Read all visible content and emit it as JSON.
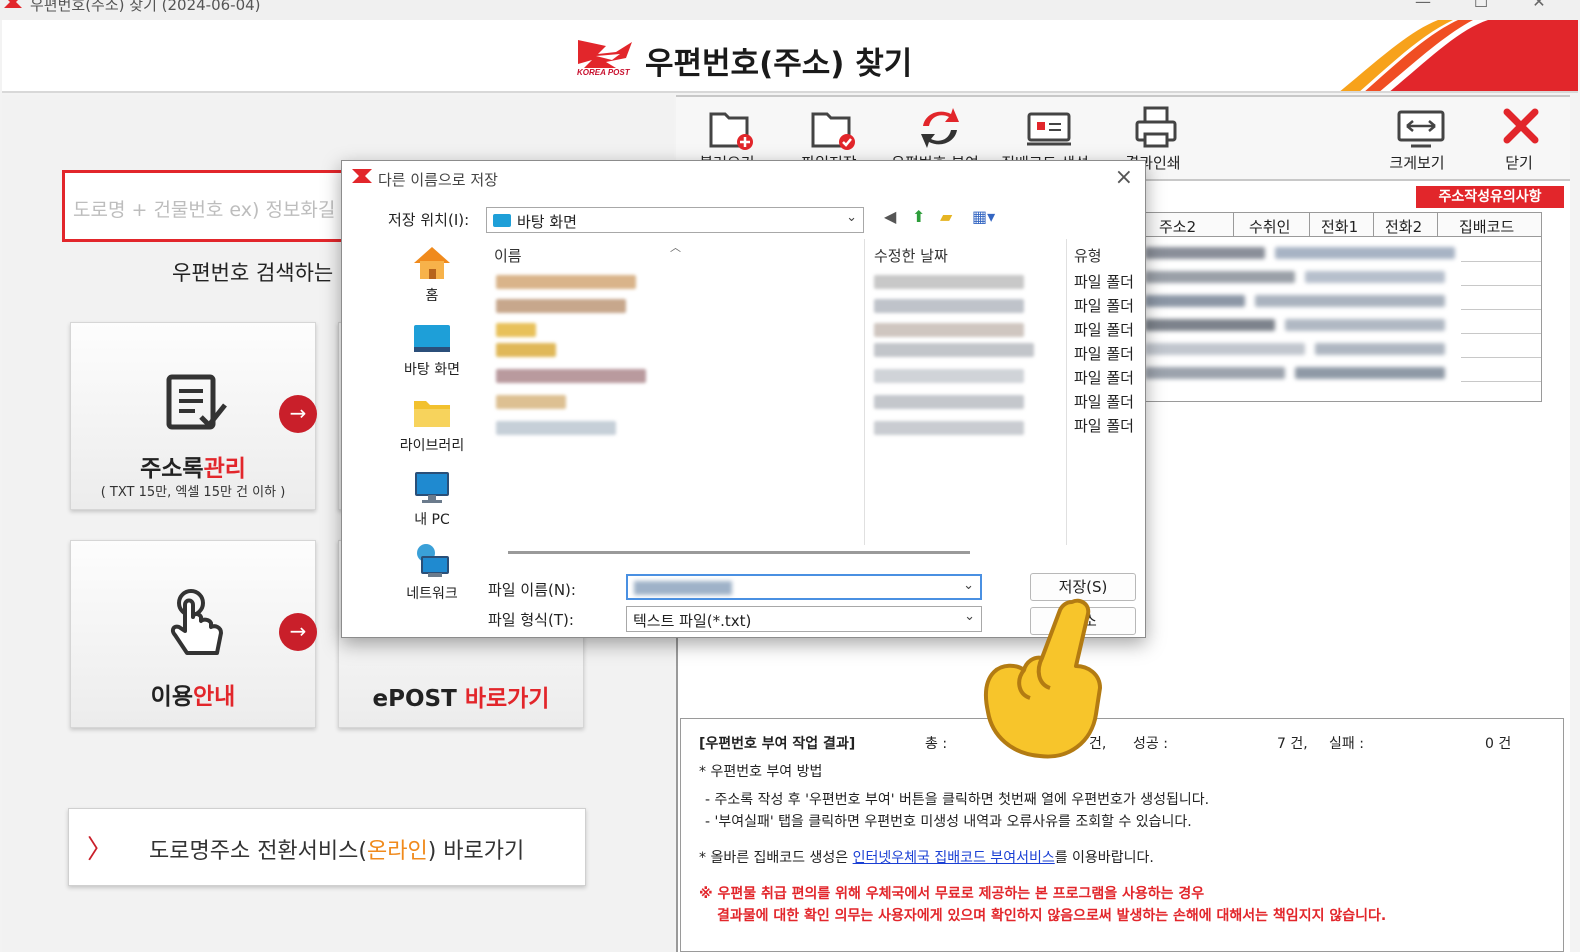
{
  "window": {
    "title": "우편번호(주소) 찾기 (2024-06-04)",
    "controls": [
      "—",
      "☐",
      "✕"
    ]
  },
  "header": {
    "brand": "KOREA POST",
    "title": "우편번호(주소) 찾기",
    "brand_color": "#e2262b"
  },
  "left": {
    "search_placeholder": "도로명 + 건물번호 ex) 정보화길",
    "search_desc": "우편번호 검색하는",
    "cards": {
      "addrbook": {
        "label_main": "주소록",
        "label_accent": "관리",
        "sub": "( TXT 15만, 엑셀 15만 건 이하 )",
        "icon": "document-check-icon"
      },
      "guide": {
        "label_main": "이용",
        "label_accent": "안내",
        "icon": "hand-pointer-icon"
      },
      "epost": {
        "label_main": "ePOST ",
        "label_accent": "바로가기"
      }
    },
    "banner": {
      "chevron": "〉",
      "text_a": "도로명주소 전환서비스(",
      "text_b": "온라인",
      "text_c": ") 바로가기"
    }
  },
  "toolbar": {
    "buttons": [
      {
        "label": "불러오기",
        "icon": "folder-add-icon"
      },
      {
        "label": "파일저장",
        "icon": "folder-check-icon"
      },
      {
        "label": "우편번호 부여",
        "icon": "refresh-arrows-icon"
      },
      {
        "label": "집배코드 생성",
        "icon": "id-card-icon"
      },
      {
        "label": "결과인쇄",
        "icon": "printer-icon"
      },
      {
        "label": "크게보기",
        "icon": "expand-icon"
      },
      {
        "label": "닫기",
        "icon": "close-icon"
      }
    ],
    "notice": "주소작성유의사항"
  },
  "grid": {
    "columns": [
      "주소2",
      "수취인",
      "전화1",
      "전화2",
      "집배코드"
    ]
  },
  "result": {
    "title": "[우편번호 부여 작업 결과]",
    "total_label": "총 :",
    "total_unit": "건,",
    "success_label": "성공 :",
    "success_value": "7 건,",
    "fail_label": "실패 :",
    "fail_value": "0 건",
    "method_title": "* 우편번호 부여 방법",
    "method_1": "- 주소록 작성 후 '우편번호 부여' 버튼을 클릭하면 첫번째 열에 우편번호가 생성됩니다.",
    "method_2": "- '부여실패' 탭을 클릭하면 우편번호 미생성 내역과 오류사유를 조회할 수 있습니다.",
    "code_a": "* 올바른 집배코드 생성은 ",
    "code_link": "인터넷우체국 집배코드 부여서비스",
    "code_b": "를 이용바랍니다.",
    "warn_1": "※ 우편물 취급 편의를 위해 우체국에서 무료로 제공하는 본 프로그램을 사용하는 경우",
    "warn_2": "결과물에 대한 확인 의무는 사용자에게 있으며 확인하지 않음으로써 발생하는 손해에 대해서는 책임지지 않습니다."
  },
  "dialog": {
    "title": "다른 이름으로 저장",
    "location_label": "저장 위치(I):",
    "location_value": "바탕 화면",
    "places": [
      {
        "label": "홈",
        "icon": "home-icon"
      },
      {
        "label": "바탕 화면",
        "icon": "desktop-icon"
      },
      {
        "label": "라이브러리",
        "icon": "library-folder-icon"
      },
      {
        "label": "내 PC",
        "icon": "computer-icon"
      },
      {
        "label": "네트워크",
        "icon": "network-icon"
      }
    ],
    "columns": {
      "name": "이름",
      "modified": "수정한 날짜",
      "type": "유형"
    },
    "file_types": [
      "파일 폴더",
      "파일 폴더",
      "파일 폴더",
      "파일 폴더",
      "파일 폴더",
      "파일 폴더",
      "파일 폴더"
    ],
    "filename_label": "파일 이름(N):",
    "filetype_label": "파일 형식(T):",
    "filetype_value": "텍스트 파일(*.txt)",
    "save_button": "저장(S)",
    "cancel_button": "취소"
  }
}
=====
Print the listing above in full, exactly as written. Omit any pictures.

Read all visible content and emit it as JSON.
{
  "window": {
    "title": "우편번호(주소) 찾기 (2024-06-04)",
    "controls": [
      "—",
      "☐",
      "✕"
    ]
  },
  "header": {
    "brand": "KOREA POST",
    "title": "우편번호(주소) 찾기",
    "brand_color": "#e2262b"
  },
  "left": {
    "search_placeholder": "도로명 + 건물번호 ex) 정보화길",
    "search_desc": "우편번호 검색하는",
    "cards": {
      "addrbook": {
        "label_main": "주소록",
        "label_accent": "관리",
        "sub": "( TXT 15만, 엑셀 15만 건 이하 )",
        "icon": "document-check-icon"
      },
      "guide": {
        "label_main": "이용",
        "label_accent": "안내",
        "icon": "hand-pointer-icon"
      },
      "epost": {
        "label_main": "ePOST ",
        "label_accent": "바로가기"
      }
    },
    "banner": {
      "chevron": "〉",
      "text_a": "도로명주소 전환서비스(",
      "text_b": "온라인",
      "text_c": ") 바로가기"
    }
  },
  "toolbar": {
    "buttons": [
      {
        "label": "불러오기",
        "icon": "folder-add-icon"
      },
      {
        "label": "파일저장",
        "icon": "folder-check-icon"
      },
      {
        "label": "우편번호 부여",
        "icon": "refresh-arrows-icon"
      },
      {
        "label": "집배코드 생성",
        "icon": "id-card-icon"
      },
      {
        "label": "결과인쇄",
        "icon": "printer-icon"
      },
      {
        "label": "크게보기",
        "icon": "expand-icon"
      },
      {
        "label": "닫기",
        "icon": "close-icon"
      }
    ],
    "notice": "주소작성유의사항"
  },
  "grid": {
    "columns": [
      "주소2",
      "수취인",
      "전화1",
      "전화2",
      "집배코드"
    ]
  },
  "result": {
    "title": "[우편번호 부여 작업 결과]",
    "total_label": "총 :",
    "total_unit": "건,",
    "success_label": "성공 :",
    "success_value": "7 건,",
    "fail_label": "실패 :",
    "fail_value": "0 건",
    "method_title": "* 우편번호 부여 방법",
    "method_1": "- 주소록 작성 후 '우편번호 부여' 버튼을 클릭하면 첫번째 열에 우편번호가 생성됩니다.",
    "method_2": "- '부여실패' 탭을 클릭하면 우편번호 미생성 내역과 오류사유를 조회할 수 있습니다.",
    "code_a": "* 올바른 집배코드 생성은 ",
    "code_link": "인터넷우체국 집배코드 부여서비스",
    "code_b": "를 이용바랍니다.",
    "warn_1": "※ 우편물 취급 편의를 위해 우체국에서 무료로 제공하는 본 프로그램을 사용하는 경우",
    "warn_2": "결과물에 대한 확인 의무는 사용자에게 있으며 확인하지 않음으로써 발생하는 손해에 대해서는 책임지지 않습니다."
  },
  "dialog": {
    "title": "다른 이름으로 저장",
    "location_label": "저장 위치(I):",
    "location_value": "바탕 화면",
    "places": [
      {
        "label": "홈",
        "icon": "home-icon"
      },
      {
        "label": "바탕 화면",
        "icon": "desktop-icon"
      },
      {
        "label": "라이브러리",
        "icon": "library-folder-icon"
      },
      {
        "label": "내 PC",
        "icon": "computer-icon"
      },
      {
        "label": "네트워크",
        "icon": "network-icon"
      }
    ],
    "columns": {
      "name": "이름",
      "modified": "수정한 날짜",
      "type": "유형"
    },
    "file_types": [
      "파일 폴더",
      "파일 폴더",
      "파일 폴더",
      "파일 폴더",
      "파일 폴더",
      "파일 폴더",
      "파일 폴더"
    ],
    "filename_label": "파일 이름(N):",
    "filetype_label": "파일 형식(T):",
    "filetype_value": "텍스트 파일(*.txt)",
    "save_button": "저장(S)",
    "cancel_button": "취소"
  }
}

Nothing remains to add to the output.